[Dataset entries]
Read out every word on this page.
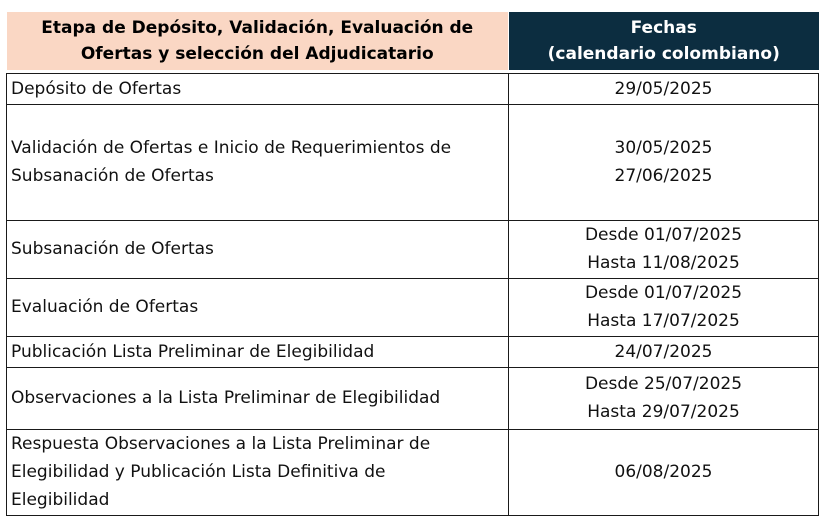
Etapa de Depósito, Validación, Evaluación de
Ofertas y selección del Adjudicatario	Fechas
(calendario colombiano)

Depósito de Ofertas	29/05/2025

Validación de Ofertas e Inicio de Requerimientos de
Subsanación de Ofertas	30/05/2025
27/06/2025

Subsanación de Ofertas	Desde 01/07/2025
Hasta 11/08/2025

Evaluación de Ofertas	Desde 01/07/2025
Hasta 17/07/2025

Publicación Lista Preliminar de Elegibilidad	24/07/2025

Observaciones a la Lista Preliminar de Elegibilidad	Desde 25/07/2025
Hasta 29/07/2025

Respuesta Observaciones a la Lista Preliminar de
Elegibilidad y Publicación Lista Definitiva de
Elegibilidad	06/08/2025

■ **WHAT YOU NEED TO DO**
Generate a word-for-word copy of the preceding records, excluding all pictures.

■ **WRITTEN ANSWER**
Read out every word on this page.
Etapa de Depósito, Validación, Evaluación de
Ofertas y selección del Adjudicatario	Fechas
(calendario colombiano)

Depósito de Ofertas	29/05/2025

Validación de Ofertas e Inicio de Requerimientos de
Subsanación de Ofertas	30/05/2025
27/06/2025

Subsanación de Ofertas	Desde 01/07/2025
Hasta 11/08/2025

Evaluación de Ofertas	Desde 01/07/2025
Hasta 17/07/2025

Publicación Lista Preliminar de Elegibilidad	24/07/2025

Observaciones a la Lista Preliminar de Elegibilidad	Desde 25/07/2025
Hasta 29/07/2025

Respuesta Observaciones a la Lista Preliminar de
Elegibilidad y Publicación Lista Definitiva de
Elegibilidad	06/08/2025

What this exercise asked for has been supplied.